◆ TO DO ◆
Recast the records, from their start up to and including the line with "Text: *Review of", as a JSON list of strings, one string per line and no blank lines.

◆ MATERIAL SUPPLIED ◆

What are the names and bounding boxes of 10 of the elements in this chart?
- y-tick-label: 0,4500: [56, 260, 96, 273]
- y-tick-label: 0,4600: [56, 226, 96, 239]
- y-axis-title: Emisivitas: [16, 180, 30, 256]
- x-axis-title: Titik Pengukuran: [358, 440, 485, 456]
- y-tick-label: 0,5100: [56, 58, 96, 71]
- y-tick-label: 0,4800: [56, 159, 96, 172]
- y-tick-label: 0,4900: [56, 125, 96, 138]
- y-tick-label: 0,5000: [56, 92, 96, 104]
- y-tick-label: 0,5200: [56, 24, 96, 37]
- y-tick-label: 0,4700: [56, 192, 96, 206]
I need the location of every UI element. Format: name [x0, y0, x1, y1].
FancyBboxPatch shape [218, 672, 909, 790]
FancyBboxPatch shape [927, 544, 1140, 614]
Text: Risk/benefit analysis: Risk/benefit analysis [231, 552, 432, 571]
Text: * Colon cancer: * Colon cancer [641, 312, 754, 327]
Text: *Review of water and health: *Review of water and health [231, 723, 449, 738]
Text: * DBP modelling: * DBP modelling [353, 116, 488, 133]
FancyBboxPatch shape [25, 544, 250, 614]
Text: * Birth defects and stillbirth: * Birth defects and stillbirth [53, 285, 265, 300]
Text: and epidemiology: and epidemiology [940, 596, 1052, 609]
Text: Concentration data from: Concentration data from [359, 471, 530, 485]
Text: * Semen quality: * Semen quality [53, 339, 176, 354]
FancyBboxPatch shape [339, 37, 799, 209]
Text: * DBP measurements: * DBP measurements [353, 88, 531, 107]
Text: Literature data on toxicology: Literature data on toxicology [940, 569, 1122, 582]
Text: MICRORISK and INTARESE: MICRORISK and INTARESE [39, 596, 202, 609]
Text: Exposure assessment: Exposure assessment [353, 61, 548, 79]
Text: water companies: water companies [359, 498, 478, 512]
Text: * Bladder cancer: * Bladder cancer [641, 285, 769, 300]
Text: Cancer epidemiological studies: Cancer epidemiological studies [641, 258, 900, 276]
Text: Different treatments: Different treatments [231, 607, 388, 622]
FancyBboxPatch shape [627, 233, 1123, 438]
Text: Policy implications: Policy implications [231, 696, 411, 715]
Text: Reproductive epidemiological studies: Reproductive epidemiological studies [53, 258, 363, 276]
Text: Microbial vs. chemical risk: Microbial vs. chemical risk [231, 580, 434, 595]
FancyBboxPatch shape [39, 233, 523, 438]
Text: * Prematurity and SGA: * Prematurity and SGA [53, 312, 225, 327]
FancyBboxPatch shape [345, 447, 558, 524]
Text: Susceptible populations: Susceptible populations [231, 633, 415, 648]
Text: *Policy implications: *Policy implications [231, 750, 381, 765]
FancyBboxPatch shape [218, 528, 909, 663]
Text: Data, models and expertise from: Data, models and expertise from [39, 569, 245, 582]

◆ SOLVED PROBLEM ◆
[
  "What are the names and bounding boxes of 10 of the elements in this chart?",
  "- y-tick-label: 0,4500: [56, 260, 96, 273]",
  "- y-tick-label: 0,4600: [56, 226, 96, 239]",
  "- y-axis-title: Emisivitas: [16, 180, 30, 256]",
  "- x-axis-title: Titik Pengukuran: [358, 440, 485, 456]",
  "- y-tick-label: 0,5100: [56, 58, 96, 71]",
  "- y-tick-label: 0,4800: [56, 159, 96, 172]",
  "- y-tick-label: 0,4900: [56, 125, 96, 138]",
  "- y-tick-label: 0,5000: [56, 92, 96, 104]",
  "- y-tick-label: 0,5200: [56, 24, 96, 37]",
  "- y-tick-label: 0,4700: [56, 192, 96, 206]",
  "I need the location of every UI element. Format: name [x0, y0, x1, y1].",
  "FancyBboxPatch shape [218, 672, 909, 790]",
  "FancyBboxPatch shape [927, 544, 1140, 614]",
  "Text: Risk/benefit analysis: Risk/benefit analysis [231, 552, 432, 571]",
  "Text: * Colon cancer: * Colon cancer [641, 312, 754, 327]",
  "Text: *Review of water and health: *Review of water and health [231, 723, 449, 738]"
]